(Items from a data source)
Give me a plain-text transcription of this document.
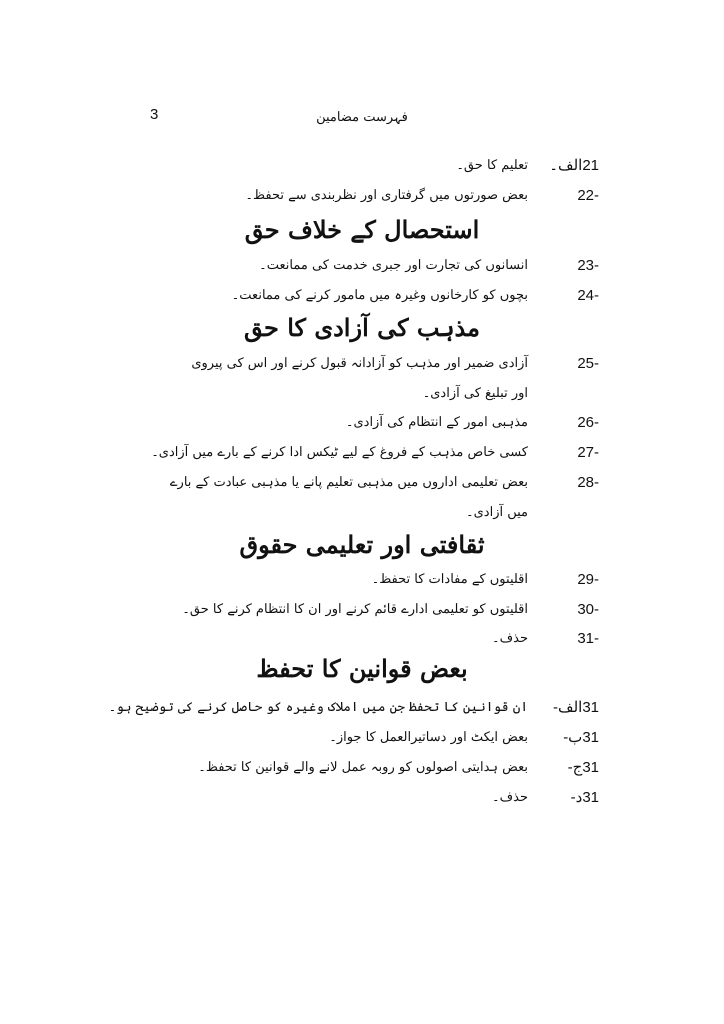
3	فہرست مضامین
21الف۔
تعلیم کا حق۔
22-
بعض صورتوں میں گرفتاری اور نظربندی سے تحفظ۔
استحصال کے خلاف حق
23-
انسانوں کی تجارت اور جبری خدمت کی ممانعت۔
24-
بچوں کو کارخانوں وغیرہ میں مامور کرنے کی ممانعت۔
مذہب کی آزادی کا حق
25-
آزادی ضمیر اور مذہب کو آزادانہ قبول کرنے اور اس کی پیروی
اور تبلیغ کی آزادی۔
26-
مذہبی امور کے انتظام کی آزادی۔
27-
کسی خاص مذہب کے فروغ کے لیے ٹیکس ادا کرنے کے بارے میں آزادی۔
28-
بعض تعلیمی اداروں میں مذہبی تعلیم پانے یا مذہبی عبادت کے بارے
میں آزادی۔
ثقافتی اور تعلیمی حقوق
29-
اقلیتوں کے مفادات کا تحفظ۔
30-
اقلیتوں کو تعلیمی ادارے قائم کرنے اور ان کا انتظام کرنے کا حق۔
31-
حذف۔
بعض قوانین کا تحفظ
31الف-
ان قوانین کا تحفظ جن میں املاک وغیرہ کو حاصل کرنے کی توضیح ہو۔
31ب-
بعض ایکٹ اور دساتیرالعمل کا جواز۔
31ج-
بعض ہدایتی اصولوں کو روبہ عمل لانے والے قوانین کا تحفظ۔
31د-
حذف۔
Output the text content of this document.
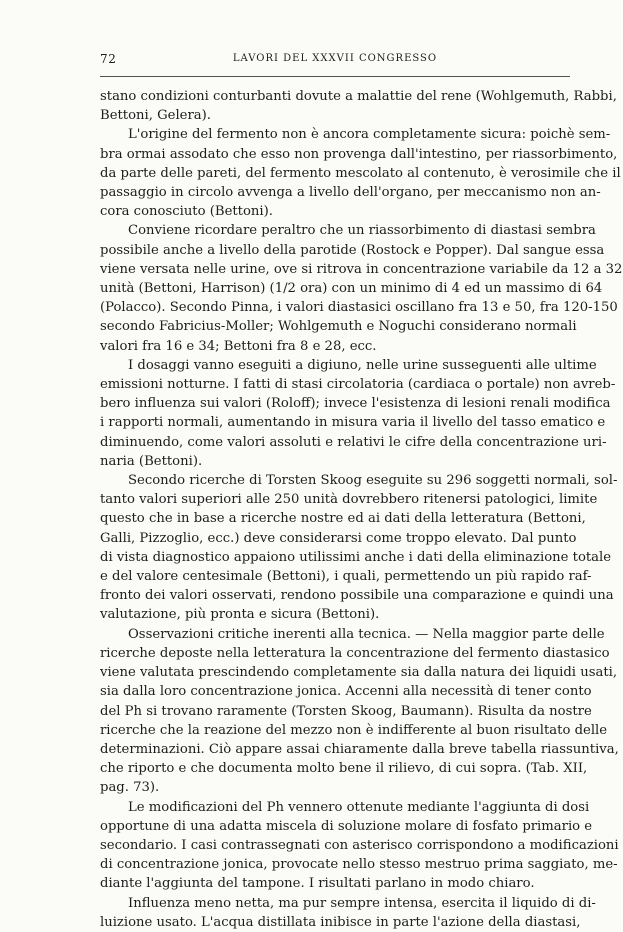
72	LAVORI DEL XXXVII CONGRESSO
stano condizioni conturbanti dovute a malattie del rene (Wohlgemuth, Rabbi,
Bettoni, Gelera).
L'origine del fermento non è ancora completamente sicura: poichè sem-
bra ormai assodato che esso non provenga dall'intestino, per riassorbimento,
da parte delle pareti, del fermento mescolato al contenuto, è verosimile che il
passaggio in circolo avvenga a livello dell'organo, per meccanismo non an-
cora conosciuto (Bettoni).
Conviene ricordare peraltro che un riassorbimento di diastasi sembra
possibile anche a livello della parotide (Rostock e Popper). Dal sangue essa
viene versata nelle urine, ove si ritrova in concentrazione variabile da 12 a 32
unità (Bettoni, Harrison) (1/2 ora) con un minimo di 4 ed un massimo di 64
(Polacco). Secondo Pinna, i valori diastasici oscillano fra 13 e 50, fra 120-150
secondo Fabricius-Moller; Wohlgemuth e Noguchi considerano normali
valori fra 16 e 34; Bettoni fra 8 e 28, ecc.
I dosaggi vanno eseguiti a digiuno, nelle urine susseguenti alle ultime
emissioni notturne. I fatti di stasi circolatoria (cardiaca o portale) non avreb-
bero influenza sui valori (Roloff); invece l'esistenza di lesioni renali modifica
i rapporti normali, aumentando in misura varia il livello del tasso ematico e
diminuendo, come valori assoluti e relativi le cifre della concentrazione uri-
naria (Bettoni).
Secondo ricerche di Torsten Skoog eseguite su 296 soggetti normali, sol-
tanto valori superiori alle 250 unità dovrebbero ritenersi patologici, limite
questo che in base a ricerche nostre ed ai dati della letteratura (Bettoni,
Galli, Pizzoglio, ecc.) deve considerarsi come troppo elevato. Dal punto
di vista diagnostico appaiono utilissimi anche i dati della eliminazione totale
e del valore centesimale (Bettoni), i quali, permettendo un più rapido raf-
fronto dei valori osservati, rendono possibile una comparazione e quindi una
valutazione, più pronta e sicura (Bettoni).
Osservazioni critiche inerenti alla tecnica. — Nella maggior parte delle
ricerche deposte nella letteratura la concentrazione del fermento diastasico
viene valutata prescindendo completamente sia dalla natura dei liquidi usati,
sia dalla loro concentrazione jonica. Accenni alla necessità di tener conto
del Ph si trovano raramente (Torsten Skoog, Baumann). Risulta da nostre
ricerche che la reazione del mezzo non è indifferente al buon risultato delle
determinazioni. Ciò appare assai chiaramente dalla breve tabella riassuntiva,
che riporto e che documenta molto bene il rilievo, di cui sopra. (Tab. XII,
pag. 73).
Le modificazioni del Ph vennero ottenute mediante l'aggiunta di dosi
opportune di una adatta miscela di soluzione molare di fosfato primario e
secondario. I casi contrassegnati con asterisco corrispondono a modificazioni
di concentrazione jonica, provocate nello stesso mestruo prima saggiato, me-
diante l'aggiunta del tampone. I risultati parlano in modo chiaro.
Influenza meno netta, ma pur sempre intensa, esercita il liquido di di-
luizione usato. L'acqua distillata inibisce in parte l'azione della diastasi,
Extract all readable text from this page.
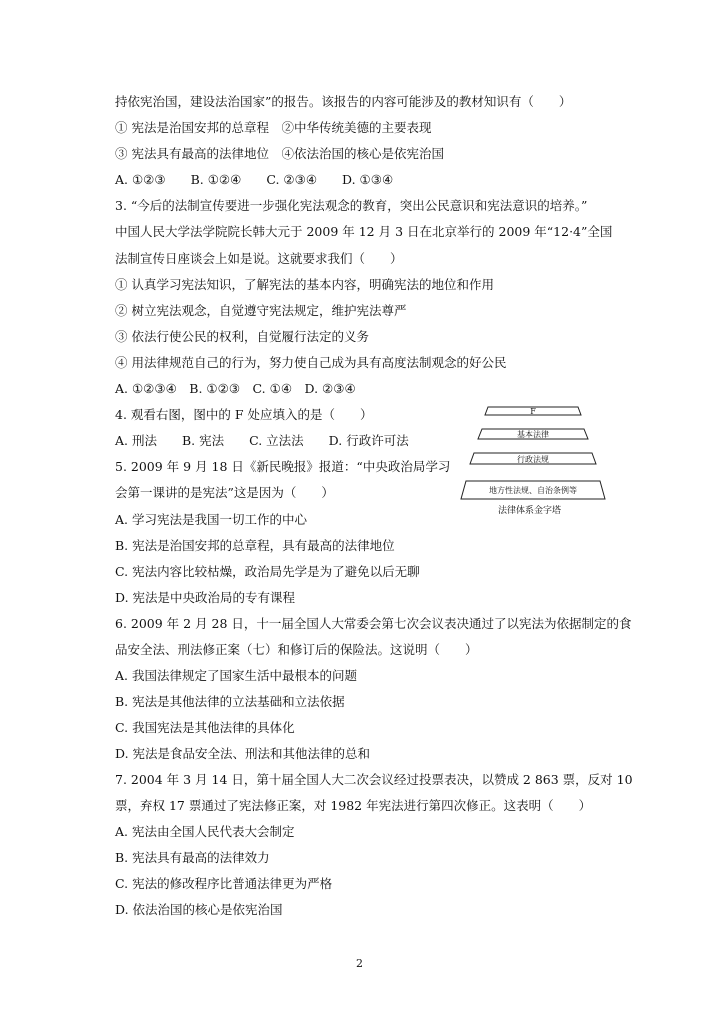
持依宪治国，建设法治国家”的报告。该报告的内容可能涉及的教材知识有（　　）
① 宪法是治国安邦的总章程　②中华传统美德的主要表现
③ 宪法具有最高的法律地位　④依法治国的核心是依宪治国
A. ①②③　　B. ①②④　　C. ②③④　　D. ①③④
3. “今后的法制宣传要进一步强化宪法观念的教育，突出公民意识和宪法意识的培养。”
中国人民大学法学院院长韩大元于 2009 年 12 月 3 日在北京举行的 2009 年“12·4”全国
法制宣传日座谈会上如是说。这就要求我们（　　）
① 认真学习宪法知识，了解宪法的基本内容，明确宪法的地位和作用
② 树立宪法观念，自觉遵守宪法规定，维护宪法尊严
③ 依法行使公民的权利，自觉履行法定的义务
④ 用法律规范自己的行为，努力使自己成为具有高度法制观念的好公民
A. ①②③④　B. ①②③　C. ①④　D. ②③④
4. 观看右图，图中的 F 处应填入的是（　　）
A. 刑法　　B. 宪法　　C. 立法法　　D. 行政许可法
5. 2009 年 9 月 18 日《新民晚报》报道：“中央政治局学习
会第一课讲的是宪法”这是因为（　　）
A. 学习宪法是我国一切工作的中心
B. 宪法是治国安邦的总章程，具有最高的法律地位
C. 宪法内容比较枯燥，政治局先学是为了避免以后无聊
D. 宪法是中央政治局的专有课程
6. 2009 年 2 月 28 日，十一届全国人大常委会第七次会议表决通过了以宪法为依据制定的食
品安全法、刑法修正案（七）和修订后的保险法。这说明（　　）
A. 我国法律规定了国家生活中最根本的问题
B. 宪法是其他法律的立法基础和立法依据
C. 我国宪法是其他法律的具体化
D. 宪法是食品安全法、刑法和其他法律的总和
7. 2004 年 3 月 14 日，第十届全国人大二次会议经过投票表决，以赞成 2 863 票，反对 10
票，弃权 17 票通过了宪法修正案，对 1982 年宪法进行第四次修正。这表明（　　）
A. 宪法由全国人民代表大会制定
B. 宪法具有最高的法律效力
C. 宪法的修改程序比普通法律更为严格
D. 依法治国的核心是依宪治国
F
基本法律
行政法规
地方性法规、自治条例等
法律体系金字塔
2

TASK DESCRIPTION:
Give all the entries again exactly, dropping each picture.

RESULT FOR THIS TASK:
Give me a plain-text transcription of this document.
3	فہرست مضامین
21الف۔
تعلیم کا حق۔
22-
بعض صورتوں میں گرفتاری اور نظربندی سے تحفظ۔
استحصال کے خلاف حق
23-
انسانوں کی تجارت اور جبری خدمت کی ممانعت۔
24-
بچوں کو کارخانوں وغیرہ میں مامور کرنے کی ممانعت۔
مذہب کی آزادی کا حق
25-
آزادی ضمیر اور مذہب کو آزادانہ قبول کرنے اور اس کی پیروی
اور تبلیغ کی آزادی۔
26-
مذہبی امور کے انتظام کی آزادی۔
27-
کسی خاص مذہب کے فروغ کے لیے ٹیکس ادا کرنے کے بارے میں آزادی۔
28-
بعض تعلیمی اداروں میں مذہبی تعلیم پانے یا مذہبی عبادت کے بارے
میں آزادی۔
ثقافتی اور تعلیمی حقوق
29-
اقلیتوں کے مفادات کا تحفظ۔
30-
اقلیتوں کو تعلیمی ادارے قائم کرنے اور ان کا انتظام کرنے کا حق۔
31-
حذف۔
بعض قوانین کا تحفظ
31الف-
ان قوانین کا تحفظ جن میں املاک وغیرہ کو حاصل کرنے کی توضیح ہو۔
31ب-
بعض ایکٹ اور دساتیرالعمل کا جواز۔
31ج-
بعض ہدایتی اصولوں کو روبہ عمل لانے والے قوانین کا تحفظ۔
31د-
حذف۔
Output the text content of this document.
72	LAVORI DEL XXXVII CONGRESSO
stano condizioni conturbanti dovute a malattie del rene (Wohlgemuth, Rabbi,
Bettoni, Gelera).
L'origine del fermento non è ancora completamente sicura: poichè sem-
bra ormai assodato che esso non provenga dall'intestino, per riassorbimento,
da parte delle pareti, del fermento mescolato al contenuto, è verosimile che il
passaggio in circolo avvenga a livello dell'organo, per meccanismo non an-
cora conosciuto (Bettoni).
Conviene ricordare peraltro che un riassorbimento di diastasi sembra
possibile anche a livello della parotide (Rostock e Popper). Dal sangue essa
viene versata nelle urine, ove si ritrova in concentrazione variabile da 12 a 32
unità (Bettoni, Harrison) (1/2 ora) con un minimo di 4 ed un massimo di 64
(Polacco). Secondo Pinna, i valori diastasici oscillano fra 13 e 50, fra 120-150
secondo Fabricius-Moller; Wohlgemuth e Noguchi considerano normali
valori fra 16 e 34; Bettoni fra 8 e 28, ecc.
I dosaggi vanno eseguiti a digiuno, nelle urine susseguenti alle ultime
emissioni notturne. I fatti di stasi circolatoria (cardiaca o portale) non avreb-
bero influenza sui valori (Roloff); invece l'esistenza di lesioni renali modifica
i rapporti normali, aumentando in misura varia il livello del tasso ematico e
diminuendo, come valori assoluti e relativi le cifre della concentrazione uri-
naria (Bettoni).
Secondo ricerche di Torsten Skoog eseguite su 296 soggetti normali, sol-
tanto valori superiori alle 250 unità dovrebbero ritenersi patologici, limite
questo che in base a ricerche nostre ed ai dati della letteratura (Bettoni,
Galli, Pizzoglio, ecc.) deve considerarsi come troppo elevato. Dal punto
di vista diagnostico appaiono utilissimi anche i dati della eliminazione totale
e del valore centesimale (Bettoni), i quali, permettendo un più rapido raf-
fronto dei valori osservati, rendono possibile una comparazione e quindi una
valutazione, più pronta e sicura (Bettoni).
Osservazioni critiche inerenti alla tecnica. — Nella maggior parte delle
ricerche deposte nella letteratura la concentrazione del fermento diastasico
viene valutata prescindendo completamente sia dalla natura dei liquidi usati,
sia dalla loro concentrazione jonica. Accenni alla necessità di tener conto
del Ph si trovano raramente (Torsten Skoog, Baumann). Risulta da nostre
ricerche che la reazione del mezzo non è indifferente al buon risultato delle
determinazioni. Ciò appare assai chiaramente dalla breve tabella riassuntiva,
che riporto e che documenta molto bene il rilievo, di cui sopra. (Tab. XII,
pag. 73).
Le modificazioni del Ph vennero ottenute mediante l'aggiunta di dosi
opportune di una adatta miscela di soluzione molare di fosfato primario e
secondario. I casi contrassegnati con asterisco corrispondono a modificazioni
di concentrazione jonica, provocate nello stesso mestruo prima saggiato, me-
diante l'aggiunta del tampone. I risultati parlano in modo chiaro.
Influenza meno netta, ma pur sempre intensa, esercita il liquido di di-
luizione usato. L'acqua distillata inibisce in parte l'azione della diastasi,
Extract all readable text from this page.
持依宪治国，建设法治国家”的报告。该报告的内容可能涉及的教材知识有（　　）
① 宪法是治国安邦的总章程　②中华传统美德的主要表现
③ 宪法具有最高的法律地位　④依法治国的核心是依宪治国
A. ①②③　　B. ①②④　　C. ②③④　　D. ①③④
3. “今后的法制宣传要进一步强化宪法观念的教育，突出公民意识和宪法意识的培养。”
中国人民大学法学院院长韩大元于 2009 年 12 月 3 日在北京举行的 2009 年“12·4”全国
法制宣传日座谈会上如是说。这就要求我们（　　）
① 认真学习宪法知识，了解宪法的基本内容，明确宪法的地位和作用
② 树立宪法观念，自觉遵守宪法规定，维护宪法尊严
③ 依法行使公民的权利，自觉履行法定的义务
④ 用法律规范自己的行为，努力使自己成为具有高度法制观念的好公民
A. ①②③④　B. ①②③　C. ①④　D. ②③④
4. 观看右图，图中的 F 处应填入的是（　　）
A. 刑法　　B. 宪法　　C. 立法法　　D. 行政许可法
5. 2009 年 9 月 18 日《新民晚报》报道：“中央政治局学习
会第一课讲的是宪法”这是因为（　　）
A. 学习宪法是我国一切工作的中心
B. 宪法是治国安邦的总章程，具有最高的法律地位
C. 宪法内容比较枯燥，政治局先学是为了避免以后无聊
D. 宪法是中央政治局的专有课程
6. 2009 年 2 月 28 日，十一届全国人大常委会第七次会议表决通过了以宪法为依据制定的食
品安全法、刑法修正案（七）和修订后的保险法。这说明（　　）
A. 我国法律规定了国家生活中最根本的问题
B. 宪法是其他法律的立法基础和立法依据
C. 我国宪法是其他法律的具体化
D. 宪法是食品安全法、刑法和其他法律的总和
7. 2004 年 3 月 14 日，第十届全国人大二次会议经过投票表决，以赞成 2 863 票，反对 10
票，弃权 17 票通过了宪法修正案，对 1982 年宪法进行第四次修正。这表明（　　）
A. 宪法由全国人民代表大会制定
B. 宪法具有最高的法律效力
C. 宪法的修改程序比普通法律更为严格
D. 依法治国的核心是依宪治国
F
基本法律
行政法规
地方性法规、自治条例等
法律体系金字塔
2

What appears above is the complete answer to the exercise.